DIRECTION> Retype every entry in its entirety, without alteration.

+++

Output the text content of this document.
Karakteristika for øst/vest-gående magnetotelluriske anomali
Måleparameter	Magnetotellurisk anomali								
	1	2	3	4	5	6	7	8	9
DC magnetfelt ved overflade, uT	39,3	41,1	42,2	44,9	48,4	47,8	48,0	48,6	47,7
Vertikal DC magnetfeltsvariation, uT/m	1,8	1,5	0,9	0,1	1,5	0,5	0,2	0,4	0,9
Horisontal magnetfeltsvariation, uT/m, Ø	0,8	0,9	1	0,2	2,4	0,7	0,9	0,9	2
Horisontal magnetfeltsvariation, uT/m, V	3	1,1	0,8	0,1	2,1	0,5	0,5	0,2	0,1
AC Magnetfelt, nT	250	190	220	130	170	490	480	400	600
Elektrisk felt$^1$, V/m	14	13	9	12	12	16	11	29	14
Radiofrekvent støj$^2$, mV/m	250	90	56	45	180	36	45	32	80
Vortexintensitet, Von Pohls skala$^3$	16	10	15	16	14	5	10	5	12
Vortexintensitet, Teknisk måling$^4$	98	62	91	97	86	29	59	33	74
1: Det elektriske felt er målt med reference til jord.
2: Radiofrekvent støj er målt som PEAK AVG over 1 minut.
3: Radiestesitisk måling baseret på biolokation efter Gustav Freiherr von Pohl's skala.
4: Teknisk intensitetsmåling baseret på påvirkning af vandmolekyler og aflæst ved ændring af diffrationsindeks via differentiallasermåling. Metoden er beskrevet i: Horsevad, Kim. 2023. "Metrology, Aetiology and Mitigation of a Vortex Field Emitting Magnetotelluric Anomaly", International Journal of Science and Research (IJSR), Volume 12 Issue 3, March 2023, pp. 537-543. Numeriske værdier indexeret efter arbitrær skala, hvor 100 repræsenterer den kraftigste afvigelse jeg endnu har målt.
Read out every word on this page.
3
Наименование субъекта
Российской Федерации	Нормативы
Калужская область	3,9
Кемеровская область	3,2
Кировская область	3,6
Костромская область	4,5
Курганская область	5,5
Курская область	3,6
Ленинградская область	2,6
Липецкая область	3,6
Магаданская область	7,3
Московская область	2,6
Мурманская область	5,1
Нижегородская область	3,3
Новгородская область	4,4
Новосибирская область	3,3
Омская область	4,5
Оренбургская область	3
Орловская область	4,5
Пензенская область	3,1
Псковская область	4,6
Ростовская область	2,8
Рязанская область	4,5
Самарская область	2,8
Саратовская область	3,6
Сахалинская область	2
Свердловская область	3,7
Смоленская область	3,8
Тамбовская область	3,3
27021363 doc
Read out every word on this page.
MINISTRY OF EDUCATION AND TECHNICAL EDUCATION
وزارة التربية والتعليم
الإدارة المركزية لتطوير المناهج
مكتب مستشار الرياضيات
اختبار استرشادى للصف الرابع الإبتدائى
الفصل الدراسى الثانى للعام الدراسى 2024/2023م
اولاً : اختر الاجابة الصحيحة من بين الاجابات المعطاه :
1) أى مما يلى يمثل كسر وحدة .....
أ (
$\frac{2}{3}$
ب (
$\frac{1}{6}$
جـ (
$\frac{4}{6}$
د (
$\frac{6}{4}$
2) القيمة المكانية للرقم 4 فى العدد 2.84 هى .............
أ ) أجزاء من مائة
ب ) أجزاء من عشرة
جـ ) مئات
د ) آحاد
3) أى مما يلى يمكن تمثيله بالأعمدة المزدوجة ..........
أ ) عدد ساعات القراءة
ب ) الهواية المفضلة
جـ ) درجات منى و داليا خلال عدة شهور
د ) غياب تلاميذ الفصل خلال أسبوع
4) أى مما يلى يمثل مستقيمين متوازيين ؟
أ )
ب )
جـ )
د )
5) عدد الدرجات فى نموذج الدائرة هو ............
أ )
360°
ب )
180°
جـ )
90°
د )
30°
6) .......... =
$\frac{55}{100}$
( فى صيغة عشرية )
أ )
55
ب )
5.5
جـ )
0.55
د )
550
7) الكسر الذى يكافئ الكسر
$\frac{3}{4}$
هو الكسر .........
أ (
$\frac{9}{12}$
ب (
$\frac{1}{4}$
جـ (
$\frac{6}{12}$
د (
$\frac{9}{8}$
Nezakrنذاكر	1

+++

RESULT OF THIS EXERCISE>
Output the text content of this document.
Karakteristika for øst/vest-gående magnetotelluriske anomali
Måleparameter	Magnetotellurisk anomali								
	1	2	3	4	5	6	7	8	9
DC magnetfelt ved overflade, uT	39,3	41,1	42,2	44,9	48,4	47,8	48,0	48,6	47,7
Vertikal DC magnetfeltsvariation, uT/m	1,8	1,5	0,9	0,1	1,5	0,5	0,2	0,4	0,9
Horisontal magnetfeltsvariation, uT/m, Ø	0,8	0,9	1	0,2	2,4	0,7	0,9	0,9	2
Horisontal magnetfeltsvariation, uT/m, V	3	1,1	0,8	0,1	2,1	0,5	0,5	0,2	0,1
AC Magnetfelt, nT	250	190	220	130	170	490	480	400	600
Elektrisk felt$^1$, V/m	14	13	9	12	12	16	11	29	14
Radiofrekvent støj$^2$, mV/m	250	90	56	45	180	36	45	32	80
Vortexintensitet, Von Pohls skala$^3$	16	10	15	16	14	5	10	5	12
Vortexintensitet, Teknisk måling$^4$	98	62	91	97	86	29	59	33	74
1: Det elektriske felt er målt med reference til jord.
2: Radiofrekvent støj er målt som PEAK AVG over 1 minut.
3: Radiestesitisk måling baseret på biolokation efter Gustav Freiherr von Pohl's skala.
4: Teknisk intensitetsmåling baseret på påvirkning af vandmolekyler og aflæst ved ændring af diffrationsindeks via differentiallasermåling. Metoden er beskrevet i: Horsevad, Kim. 2023. "Metrology, Aetiology and Mitigation of a Vortex Field Emitting Magnetotelluric Anomaly", International Journal of Science and Research (IJSR), Volume 12 Issue 3, March 2023, pp. 537-543. Numeriske værdier indexeret efter arbitrær skala, hvor 100 repræsenterer den kraftigste afvigelse jeg endnu har målt.
Read out every word on this page.
3
Наименование субъекта
Российской Федерации	Нормативы
Калужская область	3,9
Кемеровская область	3,2
Кировская область	3,6
Костромская область	4,5
Курганская область	5,5
Курская область	3,6
Ленинградская область	2,6
Липецкая область	3,6
Магаданская область	7,3
Московская область	2,6
Мурманская область	5,1
Нижегородская область	3,3
Новгородская область	4,4
Новосибирская область	3,3
Омская область	4,5
Оренбургская область	3
Орловская область	4,5
Пензенская область	3,1
Псковская область	4,6
Ростовская область	2,8
Рязанская область	4,5
Самарская область	2,8
Саратовская область	3,6
Сахалинская область	2
Свердловская область	3,7
Смоленская область	3,8
Тамбовская область	3,3
27021363 doc
Read out every word on this page.
MINISTRY OF EDUCATION AND TECHNICAL EDUCATION
وزارة التربية والتعليم
الإدارة المركزية لتطوير المناهج
مكتب مستشار الرياضيات
اختبار استرشادى للصف الرابع الإبتدائى
الفصل الدراسى الثانى للعام الدراسى 2024/2023م
اولاً : اختر الاجابة الصحيحة من بين الاجابات المعطاه :
1) أى مما يلى يمثل كسر وحدة .....
أ (
$\frac{2}{3}$
ب (
$\frac{1}{6}$
جـ (
$\frac{4}{6}$
د (
$\frac{6}{4}$
2) القيمة المكانية للرقم 4 فى العدد 2.84 هى .............
أ ) أجزاء من مائة
ب ) أجزاء من عشرة
جـ ) مئات
د ) آحاد
3) أى مما يلى يمكن تمثيله بالأعمدة المزدوجة ..........
أ ) عدد ساعات القراءة
ب ) الهواية المفضلة
جـ ) درجات منى و داليا خلال عدة شهور
د ) غياب تلاميذ الفصل خلال أسبوع
4) أى مما يلى يمثل مستقيمين متوازيين ؟
أ )
ب )
جـ )
د )
5) عدد الدرجات فى نموذج الدائرة هو ............
أ )
360°
ب )
180°
جـ )
90°
د )
30°
6) .......... =
$\frac{55}{100}$
( فى صيغة عشرية )
أ )
55
ب )
5.5
جـ )
0.55
د )
550
7) الكسر الذى يكافئ الكسر
$\frac{3}{4}$
هو الكسر .........
أ (
$\frac{9}{12}$
ب (
$\frac{1}{4}$
جـ (
$\frac{6}{12}$
د (
$\frac{9}{8}$
Nezakrنذاكر	1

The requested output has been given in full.